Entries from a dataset

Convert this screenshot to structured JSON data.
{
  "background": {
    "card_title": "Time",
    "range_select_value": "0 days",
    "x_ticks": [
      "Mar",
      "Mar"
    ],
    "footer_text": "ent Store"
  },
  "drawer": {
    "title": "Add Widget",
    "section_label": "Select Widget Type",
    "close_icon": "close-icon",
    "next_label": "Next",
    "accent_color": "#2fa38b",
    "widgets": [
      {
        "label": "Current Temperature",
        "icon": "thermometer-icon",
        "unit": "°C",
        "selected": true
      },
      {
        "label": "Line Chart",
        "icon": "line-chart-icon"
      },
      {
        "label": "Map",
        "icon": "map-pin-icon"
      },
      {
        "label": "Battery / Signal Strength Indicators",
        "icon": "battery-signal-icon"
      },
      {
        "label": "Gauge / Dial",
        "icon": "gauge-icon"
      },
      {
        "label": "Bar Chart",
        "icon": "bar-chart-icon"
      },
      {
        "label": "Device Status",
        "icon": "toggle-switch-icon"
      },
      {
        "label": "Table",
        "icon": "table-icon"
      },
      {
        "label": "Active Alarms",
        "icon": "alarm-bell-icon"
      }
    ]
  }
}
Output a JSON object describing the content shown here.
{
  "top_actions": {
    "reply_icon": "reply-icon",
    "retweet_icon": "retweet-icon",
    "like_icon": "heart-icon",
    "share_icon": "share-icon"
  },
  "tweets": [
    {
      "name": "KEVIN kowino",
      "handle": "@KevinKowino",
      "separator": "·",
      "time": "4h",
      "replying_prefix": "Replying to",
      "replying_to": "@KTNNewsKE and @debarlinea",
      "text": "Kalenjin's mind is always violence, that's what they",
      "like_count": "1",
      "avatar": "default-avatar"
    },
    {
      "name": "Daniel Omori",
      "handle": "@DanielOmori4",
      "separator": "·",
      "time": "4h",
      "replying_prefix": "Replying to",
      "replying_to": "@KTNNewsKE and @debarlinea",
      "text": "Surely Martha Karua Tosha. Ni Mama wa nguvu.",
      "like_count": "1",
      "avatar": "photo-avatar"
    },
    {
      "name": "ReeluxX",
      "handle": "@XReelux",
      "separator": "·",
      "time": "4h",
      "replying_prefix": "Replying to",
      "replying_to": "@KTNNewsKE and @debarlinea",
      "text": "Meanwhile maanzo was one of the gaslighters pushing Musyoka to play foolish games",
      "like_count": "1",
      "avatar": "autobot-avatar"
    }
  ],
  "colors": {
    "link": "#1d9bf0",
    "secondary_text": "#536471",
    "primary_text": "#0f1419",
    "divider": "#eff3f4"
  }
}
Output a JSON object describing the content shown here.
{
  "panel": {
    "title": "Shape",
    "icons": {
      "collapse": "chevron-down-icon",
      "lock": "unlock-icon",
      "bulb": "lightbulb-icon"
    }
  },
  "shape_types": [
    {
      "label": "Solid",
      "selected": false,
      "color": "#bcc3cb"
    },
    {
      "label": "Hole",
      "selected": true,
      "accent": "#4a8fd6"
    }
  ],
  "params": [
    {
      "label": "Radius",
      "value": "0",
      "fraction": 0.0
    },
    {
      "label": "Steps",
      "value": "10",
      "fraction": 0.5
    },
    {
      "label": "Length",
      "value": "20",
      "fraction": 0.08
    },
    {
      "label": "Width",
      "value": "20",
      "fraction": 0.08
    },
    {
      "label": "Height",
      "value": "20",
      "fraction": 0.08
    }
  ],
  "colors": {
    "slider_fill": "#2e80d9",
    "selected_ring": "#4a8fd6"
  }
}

● **Task requirements**: From the records above, extract everything verbatim.

● **Response**:
Convert this screenshot to structured JSON data.
{
  "background": {
    "card_title": "Time",
    "range_select_value": "0 days",
    "x_ticks": [
      "Mar",
      "Mar"
    ],
    "footer_text": "ent Store"
  },
  "drawer": {
    "title": "Add Widget",
    "section_label": "Select Widget Type",
    "close_icon": "close-icon",
    "next_label": "Next",
    "accent_color": "#2fa38b",
    "widgets": [
      {
        "label": "Current Temperature",
        "icon": "thermometer-icon",
        "unit": "°C",
        "selected": true
      },
      {
        "label": "Line Chart",
        "icon": "line-chart-icon"
      },
      {
        "label": "Map",
        "icon": "map-pin-icon"
      },
      {
        "label": "Battery / Signal Strength Indicators",
        "icon": "battery-signal-icon"
      },
      {
        "label": "Gauge / Dial",
        "icon": "gauge-icon"
      },
      {
        "label": "Bar Chart",
        "icon": "bar-chart-icon"
      },
      {
        "label": "Device Status",
        "icon": "toggle-switch-icon"
      },
      {
        "label": "Table",
        "icon": "table-icon"
      },
      {
        "label": "Active Alarms",
        "icon": "alarm-bell-icon"
      }
    ]
  }
}
Output a JSON object describing the content shown here.
{
  "top_actions": {
    "reply_icon": "reply-icon",
    "retweet_icon": "retweet-icon",
    "like_icon": "heart-icon",
    "share_icon": "share-icon"
  },
  "tweets": [
    {
      "name": "KEVIN kowino",
      "handle": "@KevinKowino",
      "separator": "·",
      "time": "4h",
      "replying_prefix": "Replying to",
      "replying_to": "@KTNNewsKE and @debarlinea",
      "text": "Kalenjin's mind is always violence, that's what they",
      "like_count": "1",
      "avatar": "default-avatar"
    },
    {
      "name": "Daniel Omori",
      "handle": "@DanielOmori4",
      "separator": "·",
      "time": "4h",
      "replying_prefix": "Replying to",
      "replying_to": "@KTNNewsKE and @debarlinea",
      "text": "Surely Martha Karua Tosha. Ni Mama wa nguvu.",
      "like_count": "1",
      "avatar": "photo-avatar"
    },
    {
      "name": "ReeluxX",
      "handle": "@XReelux",
      "separator": "·",
      "time": "4h",
      "replying_prefix": "Replying to",
      "replying_to": "@KTNNewsKE and @debarlinea",
      "text": "Meanwhile maanzo was one of the gaslighters pushing Musyoka to play foolish games",
      "like_count": "1",
      "avatar": "autobot-avatar"
    }
  ],
  "colors": {
    "link": "#1d9bf0",
    "secondary_text": "#536471",
    "primary_text": "#0f1419",
    "divider": "#eff3f4"
  }
}
Output a JSON object describing the content shown here.
{
  "panel": {
    "title": "Shape",
    "icons": {
      "collapse": "chevron-down-icon",
      "lock": "unlock-icon",
      "bulb": "lightbulb-icon"
    }
  },
  "shape_types": [
    {
      "label": "Solid",
      "selected": false,
      "color": "#bcc3cb"
    },
    {
      "label": "Hole",
      "selected": true,
      "accent": "#4a8fd6"
    }
  ],
  "params": [
    {
      "label": "Radius",
      "value": "0",
      "fraction": 0.0
    },
    {
      "label": "Steps",
      "value": "10",
      "fraction": 0.5
    },
    {
      "label": "Length",
      "value": "20",
      "fraction": 0.08
    },
    {
      "label": "Width",
      "value": "20",
      "fraction": 0.08
    },
    {
      "label": "Height",
      "value": "20",
      "fraction": 0.08
    }
  ],
  "colors": {
    "slider_fill": "#2e80d9",
    "selected_ring": "#4a8fd6"
  }
}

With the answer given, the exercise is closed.